▸ **Task requirements**: Which lines in the material below contain the word "Potential"? Copy each of them.

------ Records supplied

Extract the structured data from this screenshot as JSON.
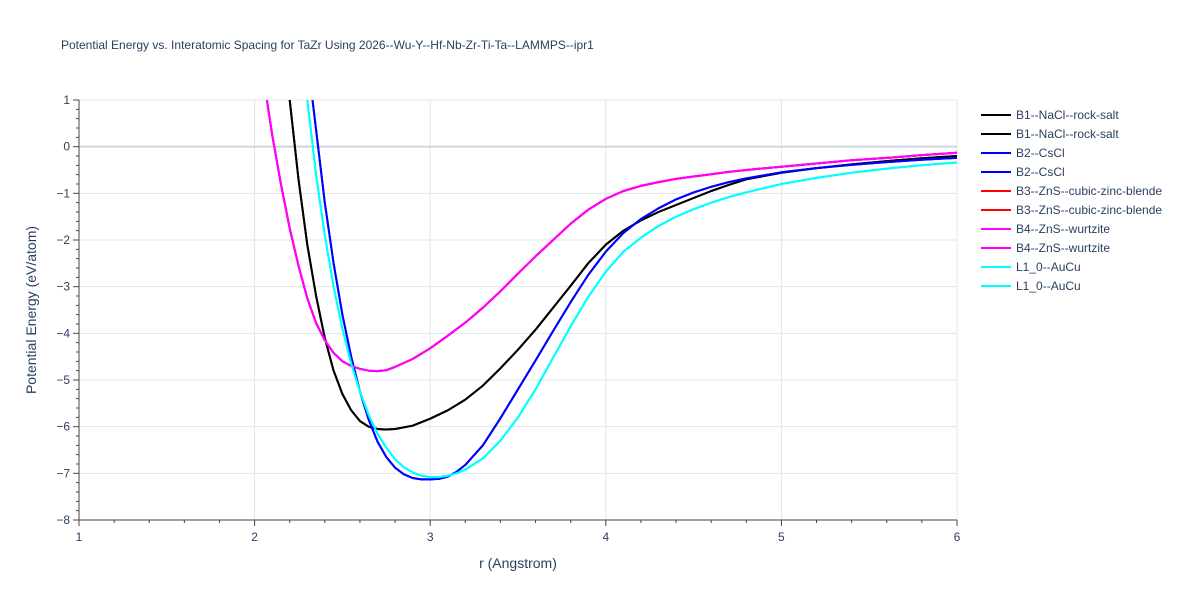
{
  "chart_data": {
    "type": "line",
    "title": "Potential Energy vs. Interatomic Spacing for TaZr Using 2026--Wu-Y--Hf-Nb-Zr-Ti-Ta--LAMMPS--ipr1",
    "xlabel": "r (Angstrom)",
    "ylabel": "Potential Energy (eV/atom)",
    "xlim": [
      1,
      6
    ],
    "ylim": [
      -8,
      1
    ],
    "x_ticks": [
      "1",
      "2",
      "3",
      "4",
      "5",
      "6"
    ],
    "y_ticks": [
      "1",
      "0",
      "−1",
      "−2",
      "−3",
      "−4",
      "−5",
      "−6",
      "−7",
      "−8"
    ],
    "grid": true,
    "legend_position": "right",
    "series": [
      {
        "name": "B1--NaCl--rock-salt",
        "color": "#000000",
        "x": [
          2.2,
          2.25,
          2.3,
          2.35,
          2.4,
          2.45,
          2.5,
          2.55,
          2.6,
          2.65,
          2.7,
          2.75,
          2.8,
          2.9,
          3.0,
          3.1,
          3.2,
          3.3,
          3.4,
          3.5,
          3.6,
          3.7,
          3.8,
          3.9,
          4.0,
          4.1,
          4.2,
          4.3,
          4.4,
          4.5,
          4.6,
          4.7,
          4.8,
          5.0,
          5.2,
          5.4,
          5.6,
          5.8,
          6.0
        ],
        "y": [
          1.0,
          -0.7,
          -2.1,
          -3.2,
          -4.1,
          -4.8,
          -5.3,
          -5.65,
          -5.88,
          -6.0,
          -6.05,
          -6.06,
          -6.05,
          -5.98,
          -5.83,
          -5.65,
          -5.42,
          -5.12,
          -4.75,
          -4.35,
          -3.92,
          -3.45,
          -2.98,
          -2.5,
          -2.1,
          -1.8,
          -1.58,
          -1.4,
          -1.25,
          -1.1,
          -0.95,
          -0.82,
          -0.7,
          -0.56,
          -0.46,
          -0.38,
          -0.31,
          -0.25,
          -0.2
        ]
      },
      {
        "name": "B1--NaCl--rock-salt",
        "color": "#000000",
        "x": [
          2.2,
          2.25,
          2.3,
          2.35,
          2.4,
          2.45,
          2.5,
          2.55,
          2.6,
          2.65,
          2.7,
          2.75,
          2.8,
          2.9,
          3.0,
          3.1,
          3.2,
          3.3,
          3.4,
          3.5,
          3.6,
          3.7,
          3.8,
          3.9,
          4.0,
          4.1,
          4.2,
          4.3,
          4.4,
          4.5,
          4.6,
          4.7,
          4.8,
          5.0,
          5.2,
          5.4,
          5.6,
          5.8,
          6.0
        ],
        "y": [
          1.0,
          -0.7,
          -2.1,
          -3.2,
          -4.1,
          -4.8,
          -5.3,
          -5.65,
          -5.88,
          -6.0,
          -6.05,
          -6.06,
          -6.05,
          -5.98,
          -5.83,
          -5.65,
          -5.42,
          -5.12,
          -4.75,
          -4.35,
          -3.92,
          -3.45,
          -2.98,
          -2.5,
          -2.1,
          -1.8,
          -1.58,
          -1.4,
          -1.25,
          -1.1,
          -0.95,
          -0.82,
          -0.7,
          -0.56,
          -0.46,
          -0.38,
          -0.31,
          -0.25,
          -0.2
        ]
      },
      {
        "name": "B2--CsCl",
        "color": "#0000ff",
        "x": [
          2.33,
          2.4,
          2.45,
          2.5,
          2.55,
          2.6,
          2.65,
          2.7,
          2.75,
          2.8,
          2.85,
          2.9,
          2.95,
          3.0,
          3.05,
          3.1,
          3.15,
          3.2,
          3.3,
          3.4,
          3.5,
          3.6,
          3.7,
          3.8,
          3.9,
          4.0,
          4.1,
          4.2,
          4.3,
          4.4,
          4.5,
          4.6,
          4.7,
          4.8,
          5.0,
          5.2,
          5.4,
          5.6,
          5.8,
          6.0
        ],
        "y": [
          1.0,
          -1.2,
          -2.5,
          -3.6,
          -4.5,
          -5.25,
          -5.85,
          -6.32,
          -6.65,
          -6.88,
          -7.02,
          -7.1,
          -7.13,
          -7.13,
          -7.12,
          -7.07,
          -6.97,
          -6.82,
          -6.4,
          -5.82,
          -5.2,
          -4.58,
          -3.95,
          -3.33,
          -2.75,
          -2.25,
          -1.85,
          -1.55,
          -1.32,
          -1.13,
          -0.98,
          -0.86,
          -0.76,
          -0.68,
          -0.55,
          -0.46,
          -0.39,
          -0.33,
          -0.28,
          -0.24
        ]
      },
      {
        "name": "B2--CsCl",
        "color": "#0000ff",
        "x": [
          2.33,
          2.4,
          2.45,
          2.5,
          2.55,
          2.6,
          2.65,
          2.7,
          2.75,
          2.8,
          2.85,
          2.9,
          2.95,
          3.0,
          3.05,
          3.1,
          3.15,
          3.2,
          3.3,
          3.4,
          3.5,
          3.6,
          3.7,
          3.8,
          3.9,
          4.0,
          4.1,
          4.2,
          4.3,
          4.4,
          4.5,
          4.6,
          4.7,
          4.8,
          5.0,
          5.2,
          5.4,
          5.6,
          5.8,
          6.0
        ],
        "y": [
          1.0,
          -1.2,
          -2.5,
          -3.6,
          -4.5,
          -5.25,
          -5.85,
          -6.32,
          -6.65,
          -6.88,
          -7.02,
          -7.1,
          -7.13,
          -7.13,
          -7.12,
          -7.07,
          -6.97,
          -6.82,
          -6.4,
          -5.82,
          -5.2,
          -4.58,
          -3.95,
          -3.33,
          -2.75,
          -2.25,
          -1.85,
          -1.55,
          -1.32,
          -1.13,
          -0.98,
          -0.86,
          -0.76,
          -0.68,
          -0.55,
          -0.46,
          -0.39,
          -0.33,
          -0.28,
          -0.24
        ]
      },
      {
        "name": "B3--ZnS--cubic-zinc-blende",
        "color": "#ff0000",
        "x": [
          2.07,
          2.1,
          2.15,
          2.2,
          2.25,
          2.3,
          2.35,
          2.4,
          2.45,
          2.5,
          2.55,
          2.6,
          2.65,
          2.7,
          2.75,
          2.8,
          2.9,
          3.0,
          3.1,
          3.2,
          3.3,
          3.4,
          3.5,
          3.6,
          3.7,
          3.8,
          3.9,
          4.0,
          4.1,
          4.2,
          4.3,
          4.4,
          4.5,
          4.6,
          4.7,
          4.8,
          5.0,
          5.2,
          5.4,
          5.6,
          5.8,
          6.0
        ],
        "y": [
          1.0,
          0.25,
          -0.8,
          -1.75,
          -2.55,
          -3.25,
          -3.78,
          -4.15,
          -4.42,
          -4.6,
          -4.7,
          -4.76,
          -4.8,
          -4.81,
          -4.79,
          -4.72,
          -4.55,
          -4.32,
          -4.05,
          -3.77,
          -3.45,
          -3.1,
          -2.72,
          -2.35,
          -2.0,
          -1.65,
          -1.35,
          -1.12,
          -0.95,
          -0.84,
          -0.76,
          -0.69,
          -0.64,
          -0.59,
          -0.54,
          -0.5,
          -0.43,
          -0.36,
          -0.29,
          -0.24,
          -0.18,
          -0.13
        ]
      },
      {
        "name": "B3--ZnS--cubic-zinc-blende",
        "color": "#ff0000",
        "x": [
          2.07,
          2.1,
          2.15,
          2.2,
          2.25,
          2.3,
          2.35,
          2.4,
          2.45,
          2.5,
          2.55,
          2.6,
          2.65,
          2.7,
          2.75,
          2.8,
          2.9,
          3.0,
          3.1,
          3.2,
          3.3,
          3.4,
          3.5,
          3.6,
          3.7,
          3.8,
          3.9,
          4.0,
          4.1,
          4.2,
          4.3,
          4.4,
          4.5,
          4.6,
          4.7,
          4.8,
          5.0,
          5.2,
          5.4,
          5.6,
          5.8,
          6.0
        ],
        "y": [
          1.0,
          0.25,
          -0.8,
          -1.75,
          -2.55,
          -3.25,
          -3.78,
          -4.15,
          -4.42,
          -4.6,
          -4.7,
          -4.76,
          -4.8,
          -4.81,
          -4.79,
          -4.72,
          -4.55,
          -4.32,
          -4.05,
          -3.77,
          -3.45,
          -3.1,
          -2.72,
          -2.35,
          -2.0,
          -1.65,
          -1.35,
          -1.12,
          -0.95,
          -0.84,
          -0.76,
          -0.69,
          -0.64,
          -0.59,
          -0.54,
          -0.5,
          -0.43,
          -0.36,
          -0.29,
          -0.24,
          -0.18,
          -0.13
        ]
      },
      {
        "name": "B4--ZnS--wurtzite",
        "color": "#ff00ff",
        "x": [
          2.07,
          2.1,
          2.15,
          2.2,
          2.25,
          2.3,
          2.35,
          2.4,
          2.45,
          2.5,
          2.55,
          2.6,
          2.65,
          2.7,
          2.75,
          2.8,
          2.9,
          3.0,
          3.1,
          3.2,
          3.3,
          3.4,
          3.5,
          3.6,
          3.7,
          3.8,
          3.9,
          4.0,
          4.1,
          4.2,
          4.3,
          4.4,
          4.5,
          4.6,
          4.7,
          4.8,
          5.0,
          5.2,
          5.4,
          5.6,
          5.8,
          6.0
        ],
        "y": [
          1.0,
          0.25,
          -0.8,
          -1.75,
          -2.55,
          -3.25,
          -3.78,
          -4.15,
          -4.42,
          -4.6,
          -4.7,
          -4.76,
          -4.8,
          -4.81,
          -4.79,
          -4.72,
          -4.55,
          -4.32,
          -4.05,
          -3.77,
          -3.45,
          -3.1,
          -2.72,
          -2.35,
          -2.0,
          -1.65,
          -1.35,
          -1.12,
          -0.95,
          -0.84,
          -0.76,
          -0.69,
          -0.64,
          -0.59,
          -0.54,
          -0.5,
          -0.43,
          -0.36,
          -0.29,
          -0.24,
          -0.18,
          -0.13
        ]
      },
      {
        "name": "B4--ZnS--wurtzite",
        "color": "#ff00ff",
        "x": [
          2.07,
          2.1,
          2.15,
          2.2,
          2.25,
          2.3,
          2.35,
          2.4,
          2.45,
          2.5,
          2.55,
          2.6,
          2.65,
          2.7,
          2.75,
          2.8,
          2.9,
          3.0,
          3.1,
          3.2,
          3.3,
          3.4,
          3.5,
          3.6,
          3.7,
          3.8,
          3.9,
          4.0,
          4.1,
          4.2,
          4.3,
          4.4,
          4.5,
          4.6,
          4.7,
          4.8,
          5.0,
          5.2,
          5.4,
          5.6,
          5.8,
          6.0
        ],
        "y": [
          1.0,
          0.25,
          -0.8,
          -1.75,
          -2.55,
          -3.25,
          -3.78,
          -4.15,
          -4.42,
          -4.6,
          -4.7,
          -4.76,
          -4.8,
          -4.81,
          -4.79,
          -4.72,
          -4.55,
          -4.32,
          -4.05,
          -3.77,
          -3.45,
          -3.1,
          -2.72,
          -2.35,
          -2.0,
          -1.65,
          -1.35,
          -1.12,
          -0.95,
          -0.84,
          -0.76,
          -0.69,
          -0.64,
          -0.59,
          -0.54,
          -0.5,
          -0.43,
          -0.36,
          -0.29,
          -0.24,
          -0.18,
          -0.13
        ]
      },
      {
        "name": "L1_0--AuCu",
        "color": "#00ffff",
        "x": [
          2.3,
          2.35,
          2.4,
          2.45,
          2.5,
          2.55,
          2.6,
          2.65,
          2.7,
          2.75,
          2.8,
          2.85,
          2.9,
          2.95,
          3.0,
          3.05,
          3.1,
          3.15,
          3.2,
          3.3,
          3.4,
          3.5,
          3.6,
          3.7,
          3.8,
          3.9,
          4.0,
          4.1,
          4.2,
          4.3,
          4.4,
          4.5,
          4.6,
          4.7,
          4.8,
          5.0,
          5.2,
          5.4,
          5.6,
          5.8,
          6.0
        ],
        "y": [
          1.0,
          -0.6,
          -1.9,
          -3.0,
          -3.9,
          -4.65,
          -5.25,
          -5.75,
          -6.15,
          -6.45,
          -6.7,
          -6.87,
          -6.98,
          -7.05,
          -7.08,
          -7.08,
          -7.05,
          -7.0,
          -6.92,
          -6.68,
          -6.3,
          -5.8,
          -5.2,
          -4.52,
          -3.85,
          -3.22,
          -2.68,
          -2.25,
          -1.95,
          -1.7,
          -1.5,
          -1.34,
          -1.2,
          -1.08,
          -0.98,
          -0.8,
          -0.67,
          -0.56,
          -0.47,
          -0.4,
          -0.34
        ]
      },
      {
        "name": "L1_0--AuCu",
        "color": "#00ffff",
        "x": [
          2.3,
          2.35,
          2.4,
          2.45,
          2.5,
          2.55,
          2.6,
          2.65,
          2.7,
          2.75,
          2.8,
          2.85,
          2.9,
          2.95,
          3.0,
          3.05,
          3.1,
          3.15,
          3.2,
          3.3,
          3.4,
          3.5,
          3.6,
          3.7,
          3.8,
          3.9,
          4.0,
          4.1,
          4.2,
          4.3,
          4.4,
          4.5,
          4.6,
          4.7,
          4.8,
          5.0,
          5.2,
          5.4,
          5.6,
          5.8,
          6.0
        ],
        "y": [
          1.0,
          -0.6,
          -1.9,
          -3.0,
          -3.9,
          -4.65,
          -5.25,
          -5.75,
          -6.15,
          -6.45,
          -6.7,
          -6.87,
          -6.98,
          -7.05,
          -7.08,
          -7.08,
          -7.05,
          -7.0,
          -6.92,
          -6.68,
          -6.3,
          -5.8,
          -5.2,
          -4.52,
          -3.85,
          -3.22,
          -2.68,
          -2.25,
          -1.95,
          -1.7,
          -1.5,
          -1.34,
          -1.2,
          -1.08,
          -0.98,
          -0.8,
          -0.67,
          -0.56,
          -0.47,
          -0.4,
          -0.34
        ]
      }
    ]
  }
}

------------

▸ **Solution below**:
    "title": "Potential Energy vs. Interatomic Spacing for TaZr Using 2026--Wu-Y--Hf-Nb-Zr-Ti-Ta--LAMMPS--ipr1",
    "ylabel": "Potential Energy (eV/atom)",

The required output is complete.